MATERIAL PROVIDED ->
.....
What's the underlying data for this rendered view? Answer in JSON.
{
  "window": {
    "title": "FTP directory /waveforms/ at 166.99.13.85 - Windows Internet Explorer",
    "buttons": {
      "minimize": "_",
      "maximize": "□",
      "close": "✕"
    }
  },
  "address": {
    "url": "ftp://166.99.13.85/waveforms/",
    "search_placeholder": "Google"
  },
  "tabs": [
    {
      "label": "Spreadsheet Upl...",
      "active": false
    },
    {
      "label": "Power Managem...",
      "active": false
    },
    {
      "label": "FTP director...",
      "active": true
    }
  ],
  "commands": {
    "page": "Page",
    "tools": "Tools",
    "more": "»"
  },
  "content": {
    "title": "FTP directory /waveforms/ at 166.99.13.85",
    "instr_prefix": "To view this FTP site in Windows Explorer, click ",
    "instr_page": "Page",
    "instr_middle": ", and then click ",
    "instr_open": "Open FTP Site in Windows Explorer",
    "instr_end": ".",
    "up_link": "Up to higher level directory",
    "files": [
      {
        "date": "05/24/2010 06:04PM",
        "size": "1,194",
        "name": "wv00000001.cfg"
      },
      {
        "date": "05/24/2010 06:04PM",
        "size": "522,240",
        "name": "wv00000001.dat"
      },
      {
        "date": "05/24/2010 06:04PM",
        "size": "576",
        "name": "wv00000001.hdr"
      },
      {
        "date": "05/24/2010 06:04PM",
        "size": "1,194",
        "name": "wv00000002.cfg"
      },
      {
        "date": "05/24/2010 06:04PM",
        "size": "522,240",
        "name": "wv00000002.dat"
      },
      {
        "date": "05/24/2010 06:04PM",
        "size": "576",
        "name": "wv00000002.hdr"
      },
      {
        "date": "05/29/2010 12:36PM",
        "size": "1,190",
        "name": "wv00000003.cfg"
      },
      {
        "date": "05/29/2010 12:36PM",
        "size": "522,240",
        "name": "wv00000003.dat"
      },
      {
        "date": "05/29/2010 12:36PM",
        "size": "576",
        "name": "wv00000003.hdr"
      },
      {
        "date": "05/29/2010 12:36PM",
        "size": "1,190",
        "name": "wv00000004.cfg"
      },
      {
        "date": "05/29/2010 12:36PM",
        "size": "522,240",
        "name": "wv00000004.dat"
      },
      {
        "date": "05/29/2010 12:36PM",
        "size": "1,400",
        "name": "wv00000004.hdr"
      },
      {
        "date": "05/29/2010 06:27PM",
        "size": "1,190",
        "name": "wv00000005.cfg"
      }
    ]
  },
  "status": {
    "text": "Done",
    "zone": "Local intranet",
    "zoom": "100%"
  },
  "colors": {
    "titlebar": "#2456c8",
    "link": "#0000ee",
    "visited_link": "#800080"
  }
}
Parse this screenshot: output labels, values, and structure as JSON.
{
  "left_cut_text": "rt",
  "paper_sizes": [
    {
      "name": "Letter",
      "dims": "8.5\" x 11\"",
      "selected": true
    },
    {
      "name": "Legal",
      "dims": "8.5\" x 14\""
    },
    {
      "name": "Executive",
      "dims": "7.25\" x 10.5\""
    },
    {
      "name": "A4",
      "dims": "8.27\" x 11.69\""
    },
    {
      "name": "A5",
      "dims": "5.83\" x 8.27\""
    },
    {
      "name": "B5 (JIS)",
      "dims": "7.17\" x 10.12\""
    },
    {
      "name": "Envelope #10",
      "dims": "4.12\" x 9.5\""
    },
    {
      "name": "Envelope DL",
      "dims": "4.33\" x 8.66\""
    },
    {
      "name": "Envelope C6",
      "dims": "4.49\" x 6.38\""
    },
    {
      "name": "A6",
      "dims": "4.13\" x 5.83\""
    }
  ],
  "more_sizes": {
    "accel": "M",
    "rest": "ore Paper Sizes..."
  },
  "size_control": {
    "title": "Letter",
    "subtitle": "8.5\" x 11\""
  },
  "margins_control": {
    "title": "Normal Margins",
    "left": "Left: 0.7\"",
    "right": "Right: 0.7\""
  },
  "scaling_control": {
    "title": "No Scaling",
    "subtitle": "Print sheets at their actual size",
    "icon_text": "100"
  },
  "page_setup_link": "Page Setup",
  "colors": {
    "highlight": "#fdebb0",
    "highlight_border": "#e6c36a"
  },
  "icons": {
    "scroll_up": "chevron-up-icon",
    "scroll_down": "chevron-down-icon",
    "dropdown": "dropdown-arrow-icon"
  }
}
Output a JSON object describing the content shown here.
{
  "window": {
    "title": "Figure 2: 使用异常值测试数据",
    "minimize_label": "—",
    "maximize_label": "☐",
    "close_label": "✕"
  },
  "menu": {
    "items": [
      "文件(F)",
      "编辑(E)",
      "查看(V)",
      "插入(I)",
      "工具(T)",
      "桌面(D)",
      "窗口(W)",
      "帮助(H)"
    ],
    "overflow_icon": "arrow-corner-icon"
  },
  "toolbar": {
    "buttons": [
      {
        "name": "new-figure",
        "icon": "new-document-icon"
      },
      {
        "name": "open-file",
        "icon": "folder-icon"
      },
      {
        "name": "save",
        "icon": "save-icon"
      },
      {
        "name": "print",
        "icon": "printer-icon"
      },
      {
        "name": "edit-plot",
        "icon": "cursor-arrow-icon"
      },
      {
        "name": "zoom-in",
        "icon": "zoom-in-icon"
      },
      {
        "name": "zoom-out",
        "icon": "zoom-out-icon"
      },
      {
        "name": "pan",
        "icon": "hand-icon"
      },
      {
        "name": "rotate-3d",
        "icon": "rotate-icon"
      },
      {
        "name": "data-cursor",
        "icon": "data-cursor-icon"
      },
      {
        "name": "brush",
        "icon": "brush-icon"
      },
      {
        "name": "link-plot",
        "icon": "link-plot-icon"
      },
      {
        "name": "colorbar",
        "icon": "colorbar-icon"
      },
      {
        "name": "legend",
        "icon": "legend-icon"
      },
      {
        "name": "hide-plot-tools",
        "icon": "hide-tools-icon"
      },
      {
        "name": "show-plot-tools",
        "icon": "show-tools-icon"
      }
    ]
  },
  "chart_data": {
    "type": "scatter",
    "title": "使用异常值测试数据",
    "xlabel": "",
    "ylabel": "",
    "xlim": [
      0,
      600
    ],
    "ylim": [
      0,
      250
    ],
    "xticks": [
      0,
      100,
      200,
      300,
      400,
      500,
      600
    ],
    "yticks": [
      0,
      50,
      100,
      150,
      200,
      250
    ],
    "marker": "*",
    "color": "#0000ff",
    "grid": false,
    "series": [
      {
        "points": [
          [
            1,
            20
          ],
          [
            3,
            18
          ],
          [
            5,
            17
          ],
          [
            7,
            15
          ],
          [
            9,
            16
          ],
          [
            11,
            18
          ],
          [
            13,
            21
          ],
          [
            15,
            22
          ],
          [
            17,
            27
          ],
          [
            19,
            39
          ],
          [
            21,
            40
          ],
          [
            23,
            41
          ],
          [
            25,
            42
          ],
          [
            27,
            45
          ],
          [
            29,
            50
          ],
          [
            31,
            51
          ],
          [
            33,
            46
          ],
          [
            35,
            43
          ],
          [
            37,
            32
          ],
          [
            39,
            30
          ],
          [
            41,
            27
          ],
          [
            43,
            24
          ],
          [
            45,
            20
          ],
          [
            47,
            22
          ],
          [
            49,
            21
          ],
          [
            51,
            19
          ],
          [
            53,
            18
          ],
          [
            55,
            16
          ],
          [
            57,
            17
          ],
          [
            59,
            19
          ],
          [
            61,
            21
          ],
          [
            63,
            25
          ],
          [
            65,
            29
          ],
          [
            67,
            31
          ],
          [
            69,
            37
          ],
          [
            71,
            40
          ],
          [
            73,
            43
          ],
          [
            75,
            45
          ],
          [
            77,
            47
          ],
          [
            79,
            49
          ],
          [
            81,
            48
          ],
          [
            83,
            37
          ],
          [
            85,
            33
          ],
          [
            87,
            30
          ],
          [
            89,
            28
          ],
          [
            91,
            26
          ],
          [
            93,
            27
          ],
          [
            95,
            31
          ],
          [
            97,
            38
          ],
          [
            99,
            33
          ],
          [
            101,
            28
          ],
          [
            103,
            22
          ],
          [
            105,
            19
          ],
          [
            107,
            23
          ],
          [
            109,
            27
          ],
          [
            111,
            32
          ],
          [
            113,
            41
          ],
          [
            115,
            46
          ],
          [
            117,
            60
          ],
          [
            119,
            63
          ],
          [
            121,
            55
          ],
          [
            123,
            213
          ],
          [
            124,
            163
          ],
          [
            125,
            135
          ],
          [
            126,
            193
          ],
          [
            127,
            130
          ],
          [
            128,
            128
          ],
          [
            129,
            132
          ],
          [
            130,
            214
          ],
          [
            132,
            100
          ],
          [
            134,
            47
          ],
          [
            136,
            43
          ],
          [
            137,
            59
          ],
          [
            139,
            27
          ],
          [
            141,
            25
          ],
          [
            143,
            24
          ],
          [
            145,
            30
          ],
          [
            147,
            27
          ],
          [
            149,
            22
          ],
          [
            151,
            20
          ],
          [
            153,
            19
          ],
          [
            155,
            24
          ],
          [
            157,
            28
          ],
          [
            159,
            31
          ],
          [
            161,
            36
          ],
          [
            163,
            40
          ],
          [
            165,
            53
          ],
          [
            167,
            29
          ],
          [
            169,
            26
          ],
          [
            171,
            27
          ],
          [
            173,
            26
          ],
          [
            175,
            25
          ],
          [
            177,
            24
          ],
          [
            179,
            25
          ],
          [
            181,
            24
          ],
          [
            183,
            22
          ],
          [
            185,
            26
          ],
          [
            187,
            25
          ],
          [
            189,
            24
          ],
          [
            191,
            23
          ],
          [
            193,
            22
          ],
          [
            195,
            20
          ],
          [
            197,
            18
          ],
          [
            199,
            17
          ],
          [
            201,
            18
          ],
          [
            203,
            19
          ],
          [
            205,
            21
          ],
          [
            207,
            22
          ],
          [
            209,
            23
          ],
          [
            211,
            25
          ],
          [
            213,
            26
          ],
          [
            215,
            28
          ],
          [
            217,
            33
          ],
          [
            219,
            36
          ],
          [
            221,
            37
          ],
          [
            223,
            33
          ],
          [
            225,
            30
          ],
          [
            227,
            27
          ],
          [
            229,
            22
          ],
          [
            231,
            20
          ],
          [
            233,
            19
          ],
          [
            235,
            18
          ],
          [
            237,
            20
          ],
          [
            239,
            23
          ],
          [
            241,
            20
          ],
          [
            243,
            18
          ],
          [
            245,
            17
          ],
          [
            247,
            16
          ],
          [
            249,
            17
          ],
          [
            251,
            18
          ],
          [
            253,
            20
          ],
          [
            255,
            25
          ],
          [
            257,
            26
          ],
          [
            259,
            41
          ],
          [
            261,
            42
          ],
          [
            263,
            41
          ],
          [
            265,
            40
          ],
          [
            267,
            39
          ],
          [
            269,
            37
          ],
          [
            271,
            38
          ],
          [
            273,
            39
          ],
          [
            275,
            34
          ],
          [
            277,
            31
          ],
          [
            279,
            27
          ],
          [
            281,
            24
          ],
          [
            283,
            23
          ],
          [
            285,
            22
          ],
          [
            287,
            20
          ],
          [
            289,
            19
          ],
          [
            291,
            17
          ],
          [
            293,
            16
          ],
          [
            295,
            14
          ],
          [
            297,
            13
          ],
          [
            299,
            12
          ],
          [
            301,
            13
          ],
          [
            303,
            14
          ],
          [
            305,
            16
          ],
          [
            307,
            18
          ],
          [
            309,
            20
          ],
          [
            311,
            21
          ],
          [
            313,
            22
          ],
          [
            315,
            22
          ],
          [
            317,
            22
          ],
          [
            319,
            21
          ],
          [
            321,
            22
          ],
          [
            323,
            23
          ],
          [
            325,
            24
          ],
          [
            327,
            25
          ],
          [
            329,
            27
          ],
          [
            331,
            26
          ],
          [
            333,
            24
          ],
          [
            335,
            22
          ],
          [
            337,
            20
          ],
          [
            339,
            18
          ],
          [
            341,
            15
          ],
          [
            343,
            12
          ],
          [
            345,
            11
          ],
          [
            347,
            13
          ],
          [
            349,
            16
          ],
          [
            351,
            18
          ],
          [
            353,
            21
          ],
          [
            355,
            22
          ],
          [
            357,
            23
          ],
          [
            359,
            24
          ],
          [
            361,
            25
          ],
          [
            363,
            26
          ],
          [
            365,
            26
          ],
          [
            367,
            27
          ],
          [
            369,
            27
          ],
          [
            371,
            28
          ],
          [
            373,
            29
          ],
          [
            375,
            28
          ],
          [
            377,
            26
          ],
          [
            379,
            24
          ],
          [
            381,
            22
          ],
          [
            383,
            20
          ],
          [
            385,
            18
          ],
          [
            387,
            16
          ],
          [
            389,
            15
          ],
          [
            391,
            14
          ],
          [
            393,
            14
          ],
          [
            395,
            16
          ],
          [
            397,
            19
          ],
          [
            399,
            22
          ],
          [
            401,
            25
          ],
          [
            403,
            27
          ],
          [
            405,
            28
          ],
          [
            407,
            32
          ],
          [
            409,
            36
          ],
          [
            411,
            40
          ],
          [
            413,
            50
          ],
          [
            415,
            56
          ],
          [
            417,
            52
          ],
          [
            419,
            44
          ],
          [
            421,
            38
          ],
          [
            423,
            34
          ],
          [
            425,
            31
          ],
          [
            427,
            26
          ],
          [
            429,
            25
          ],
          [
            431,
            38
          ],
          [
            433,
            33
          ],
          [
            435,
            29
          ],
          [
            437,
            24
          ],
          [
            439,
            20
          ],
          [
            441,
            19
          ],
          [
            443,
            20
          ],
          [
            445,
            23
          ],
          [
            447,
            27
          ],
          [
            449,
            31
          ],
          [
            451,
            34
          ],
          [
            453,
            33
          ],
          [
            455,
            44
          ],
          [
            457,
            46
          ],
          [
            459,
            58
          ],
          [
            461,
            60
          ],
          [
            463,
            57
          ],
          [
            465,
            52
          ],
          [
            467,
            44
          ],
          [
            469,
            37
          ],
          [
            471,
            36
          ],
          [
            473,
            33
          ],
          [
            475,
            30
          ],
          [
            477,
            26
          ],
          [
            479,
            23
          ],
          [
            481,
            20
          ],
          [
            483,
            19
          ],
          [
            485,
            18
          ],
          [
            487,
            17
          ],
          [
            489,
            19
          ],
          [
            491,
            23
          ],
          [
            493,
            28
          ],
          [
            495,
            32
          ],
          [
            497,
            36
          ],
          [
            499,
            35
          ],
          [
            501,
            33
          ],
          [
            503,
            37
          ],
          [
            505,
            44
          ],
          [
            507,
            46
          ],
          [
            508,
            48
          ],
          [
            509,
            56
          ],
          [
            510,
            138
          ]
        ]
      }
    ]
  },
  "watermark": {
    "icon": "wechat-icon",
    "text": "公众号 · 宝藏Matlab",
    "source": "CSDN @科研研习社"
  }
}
.....
WORK TO DO -> Find and copy every line in the entries above where the string "subtitle" occurs.

FULL SOLUTION ->
    "subtitle": "8.5\" x 11\""
    "subtitle": "Print sheets at their actual size",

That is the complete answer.